Reproduce the lines of the items below without any change, from the first line through the line containing "713, 1030, 735]", including both ends.

- **Element and region data**
:::::

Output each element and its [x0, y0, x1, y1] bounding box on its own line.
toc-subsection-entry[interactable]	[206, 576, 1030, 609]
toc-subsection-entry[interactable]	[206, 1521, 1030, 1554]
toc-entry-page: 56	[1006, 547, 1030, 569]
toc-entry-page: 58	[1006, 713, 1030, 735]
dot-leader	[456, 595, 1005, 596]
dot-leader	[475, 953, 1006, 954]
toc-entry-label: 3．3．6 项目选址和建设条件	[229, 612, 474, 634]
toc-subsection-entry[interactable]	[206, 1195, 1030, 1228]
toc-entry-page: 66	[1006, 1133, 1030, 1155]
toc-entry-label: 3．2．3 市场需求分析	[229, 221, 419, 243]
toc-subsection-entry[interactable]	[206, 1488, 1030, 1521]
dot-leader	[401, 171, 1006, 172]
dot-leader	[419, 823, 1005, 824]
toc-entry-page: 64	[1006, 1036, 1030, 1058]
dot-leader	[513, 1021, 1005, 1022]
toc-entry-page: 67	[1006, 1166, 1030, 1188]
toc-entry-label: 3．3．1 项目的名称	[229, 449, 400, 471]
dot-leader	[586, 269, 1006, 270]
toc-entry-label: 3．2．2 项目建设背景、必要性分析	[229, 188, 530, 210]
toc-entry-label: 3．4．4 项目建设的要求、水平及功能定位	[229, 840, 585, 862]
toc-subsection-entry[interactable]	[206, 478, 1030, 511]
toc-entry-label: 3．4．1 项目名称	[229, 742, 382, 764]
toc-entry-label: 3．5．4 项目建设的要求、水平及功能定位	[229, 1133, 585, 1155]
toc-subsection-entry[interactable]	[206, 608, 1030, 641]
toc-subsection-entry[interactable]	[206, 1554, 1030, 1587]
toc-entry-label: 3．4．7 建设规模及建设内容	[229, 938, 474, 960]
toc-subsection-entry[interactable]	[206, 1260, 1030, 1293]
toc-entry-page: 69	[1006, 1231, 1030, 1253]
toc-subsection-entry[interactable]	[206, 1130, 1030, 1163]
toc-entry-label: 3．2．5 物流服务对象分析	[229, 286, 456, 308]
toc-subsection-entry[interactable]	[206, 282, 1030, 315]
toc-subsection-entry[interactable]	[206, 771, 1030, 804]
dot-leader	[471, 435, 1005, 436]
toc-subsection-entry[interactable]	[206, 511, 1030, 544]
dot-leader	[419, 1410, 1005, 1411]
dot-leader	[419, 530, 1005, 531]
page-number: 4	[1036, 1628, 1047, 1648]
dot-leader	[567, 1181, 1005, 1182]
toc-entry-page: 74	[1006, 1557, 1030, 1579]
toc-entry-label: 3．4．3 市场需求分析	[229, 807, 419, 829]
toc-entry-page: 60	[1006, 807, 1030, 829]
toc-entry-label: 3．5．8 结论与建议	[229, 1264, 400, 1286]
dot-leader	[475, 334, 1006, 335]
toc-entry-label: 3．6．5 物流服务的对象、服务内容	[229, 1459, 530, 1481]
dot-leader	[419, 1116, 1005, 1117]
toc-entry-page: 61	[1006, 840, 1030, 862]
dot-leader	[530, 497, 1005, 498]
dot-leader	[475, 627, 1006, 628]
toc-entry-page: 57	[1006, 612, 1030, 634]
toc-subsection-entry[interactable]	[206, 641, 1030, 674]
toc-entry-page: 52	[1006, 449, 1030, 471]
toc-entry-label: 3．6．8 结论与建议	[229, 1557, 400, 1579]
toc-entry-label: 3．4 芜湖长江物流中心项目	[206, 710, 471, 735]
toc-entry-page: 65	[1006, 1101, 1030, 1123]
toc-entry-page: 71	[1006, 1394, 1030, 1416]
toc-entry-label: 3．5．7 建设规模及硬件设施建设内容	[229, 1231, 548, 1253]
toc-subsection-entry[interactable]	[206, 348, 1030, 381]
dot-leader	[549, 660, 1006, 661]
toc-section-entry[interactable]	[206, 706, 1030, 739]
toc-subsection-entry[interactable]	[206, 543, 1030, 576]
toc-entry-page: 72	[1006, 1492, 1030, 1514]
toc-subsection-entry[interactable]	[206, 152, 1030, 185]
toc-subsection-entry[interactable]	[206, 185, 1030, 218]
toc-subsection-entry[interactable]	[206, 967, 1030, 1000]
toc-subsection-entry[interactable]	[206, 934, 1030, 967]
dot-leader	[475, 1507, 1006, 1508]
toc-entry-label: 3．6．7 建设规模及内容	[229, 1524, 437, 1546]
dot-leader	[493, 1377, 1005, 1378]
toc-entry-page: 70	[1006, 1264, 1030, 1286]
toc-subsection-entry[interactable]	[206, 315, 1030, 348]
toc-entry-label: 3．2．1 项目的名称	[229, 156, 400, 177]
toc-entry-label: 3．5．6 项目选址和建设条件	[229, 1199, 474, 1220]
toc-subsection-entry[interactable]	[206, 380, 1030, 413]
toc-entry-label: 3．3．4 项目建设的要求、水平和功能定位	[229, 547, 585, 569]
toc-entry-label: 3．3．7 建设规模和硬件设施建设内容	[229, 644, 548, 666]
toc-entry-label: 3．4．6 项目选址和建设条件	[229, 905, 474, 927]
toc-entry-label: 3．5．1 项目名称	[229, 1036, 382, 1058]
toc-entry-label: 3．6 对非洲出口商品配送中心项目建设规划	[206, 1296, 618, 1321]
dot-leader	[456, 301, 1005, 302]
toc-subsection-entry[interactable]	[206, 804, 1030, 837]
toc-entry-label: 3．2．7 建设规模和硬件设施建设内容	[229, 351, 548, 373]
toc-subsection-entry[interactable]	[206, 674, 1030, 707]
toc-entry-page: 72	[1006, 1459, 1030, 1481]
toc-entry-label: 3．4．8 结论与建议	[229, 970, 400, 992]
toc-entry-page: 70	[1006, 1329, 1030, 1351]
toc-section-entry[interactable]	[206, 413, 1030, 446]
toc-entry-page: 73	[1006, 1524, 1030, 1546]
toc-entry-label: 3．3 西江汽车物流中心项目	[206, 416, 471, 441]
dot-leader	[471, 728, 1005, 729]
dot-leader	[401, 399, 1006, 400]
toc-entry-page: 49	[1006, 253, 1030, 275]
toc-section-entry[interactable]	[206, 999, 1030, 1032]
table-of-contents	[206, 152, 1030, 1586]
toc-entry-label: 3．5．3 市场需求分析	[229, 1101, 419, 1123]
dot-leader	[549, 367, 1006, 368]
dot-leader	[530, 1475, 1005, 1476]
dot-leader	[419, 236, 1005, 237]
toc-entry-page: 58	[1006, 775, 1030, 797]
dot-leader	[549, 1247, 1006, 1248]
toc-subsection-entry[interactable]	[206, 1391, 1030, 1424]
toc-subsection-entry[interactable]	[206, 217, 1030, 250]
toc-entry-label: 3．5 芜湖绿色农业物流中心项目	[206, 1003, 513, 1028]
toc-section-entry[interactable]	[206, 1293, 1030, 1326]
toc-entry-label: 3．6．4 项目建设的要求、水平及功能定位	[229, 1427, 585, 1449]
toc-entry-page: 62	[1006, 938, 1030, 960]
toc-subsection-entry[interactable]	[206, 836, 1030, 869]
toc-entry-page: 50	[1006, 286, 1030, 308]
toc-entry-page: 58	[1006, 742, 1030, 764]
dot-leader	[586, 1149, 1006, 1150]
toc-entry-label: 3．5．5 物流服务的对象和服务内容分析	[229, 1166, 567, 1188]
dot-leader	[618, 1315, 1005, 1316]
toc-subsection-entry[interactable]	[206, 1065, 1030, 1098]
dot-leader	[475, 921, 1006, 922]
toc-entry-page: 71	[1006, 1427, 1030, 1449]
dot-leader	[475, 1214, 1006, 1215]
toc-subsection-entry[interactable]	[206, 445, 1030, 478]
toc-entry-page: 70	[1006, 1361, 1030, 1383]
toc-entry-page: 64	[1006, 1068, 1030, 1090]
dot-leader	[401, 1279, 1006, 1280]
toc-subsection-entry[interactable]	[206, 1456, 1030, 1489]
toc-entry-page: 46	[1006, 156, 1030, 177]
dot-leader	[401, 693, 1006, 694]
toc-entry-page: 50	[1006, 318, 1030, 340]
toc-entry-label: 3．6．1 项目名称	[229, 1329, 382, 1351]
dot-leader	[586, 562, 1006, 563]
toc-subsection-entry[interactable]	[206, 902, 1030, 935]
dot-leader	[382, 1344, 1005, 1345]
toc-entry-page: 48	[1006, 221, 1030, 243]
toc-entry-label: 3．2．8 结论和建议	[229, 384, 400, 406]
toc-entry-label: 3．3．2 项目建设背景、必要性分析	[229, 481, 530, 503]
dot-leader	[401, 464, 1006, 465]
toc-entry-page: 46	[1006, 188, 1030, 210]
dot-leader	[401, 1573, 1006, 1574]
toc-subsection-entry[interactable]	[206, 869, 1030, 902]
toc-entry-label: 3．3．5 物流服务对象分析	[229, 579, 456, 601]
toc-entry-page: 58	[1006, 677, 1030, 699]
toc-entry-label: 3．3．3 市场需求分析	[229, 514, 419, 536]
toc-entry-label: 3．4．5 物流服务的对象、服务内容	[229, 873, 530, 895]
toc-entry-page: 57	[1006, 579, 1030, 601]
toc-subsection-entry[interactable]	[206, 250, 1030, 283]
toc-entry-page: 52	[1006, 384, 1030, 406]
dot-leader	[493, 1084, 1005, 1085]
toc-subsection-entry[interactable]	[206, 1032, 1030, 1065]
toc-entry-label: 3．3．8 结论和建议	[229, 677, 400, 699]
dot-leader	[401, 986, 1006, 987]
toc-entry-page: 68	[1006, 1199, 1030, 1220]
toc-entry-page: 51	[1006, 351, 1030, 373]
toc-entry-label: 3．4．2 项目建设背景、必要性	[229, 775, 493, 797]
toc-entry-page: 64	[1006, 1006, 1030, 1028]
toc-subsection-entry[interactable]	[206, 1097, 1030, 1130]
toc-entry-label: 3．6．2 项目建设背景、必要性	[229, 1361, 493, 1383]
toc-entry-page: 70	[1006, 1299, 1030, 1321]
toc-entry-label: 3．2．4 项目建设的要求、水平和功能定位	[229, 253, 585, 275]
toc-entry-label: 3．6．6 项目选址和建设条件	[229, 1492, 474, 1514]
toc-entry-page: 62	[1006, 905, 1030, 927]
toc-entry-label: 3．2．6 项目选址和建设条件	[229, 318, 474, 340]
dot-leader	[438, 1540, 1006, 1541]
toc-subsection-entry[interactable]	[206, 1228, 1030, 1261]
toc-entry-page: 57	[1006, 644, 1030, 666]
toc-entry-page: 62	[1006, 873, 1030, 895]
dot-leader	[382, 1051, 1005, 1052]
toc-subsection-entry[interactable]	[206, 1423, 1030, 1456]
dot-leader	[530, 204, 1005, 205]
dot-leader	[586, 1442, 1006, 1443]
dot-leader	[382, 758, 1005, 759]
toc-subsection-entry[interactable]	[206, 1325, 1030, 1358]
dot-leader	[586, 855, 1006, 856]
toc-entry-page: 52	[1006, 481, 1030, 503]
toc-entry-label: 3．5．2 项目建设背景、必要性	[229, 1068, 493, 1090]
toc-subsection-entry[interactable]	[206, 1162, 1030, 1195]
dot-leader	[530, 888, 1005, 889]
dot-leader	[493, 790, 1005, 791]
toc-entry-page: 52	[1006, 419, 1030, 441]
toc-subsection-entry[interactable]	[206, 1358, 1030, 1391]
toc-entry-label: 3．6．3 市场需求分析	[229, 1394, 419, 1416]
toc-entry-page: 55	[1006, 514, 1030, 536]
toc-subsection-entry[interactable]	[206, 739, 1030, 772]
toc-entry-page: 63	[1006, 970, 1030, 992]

:::::

- **TASK RESULT**
Output each element and its [x0, y0, x1, y1] bounding box on its own line.
toc-subsection-entry[interactable]	[206, 576, 1030, 609]
toc-subsection-entry[interactable]	[206, 1521, 1030, 1554]
toc-entry-page: 56	[1006, 547, 1030, 569]
toc-entry-page: 58	[1006, 713, 1030, 735]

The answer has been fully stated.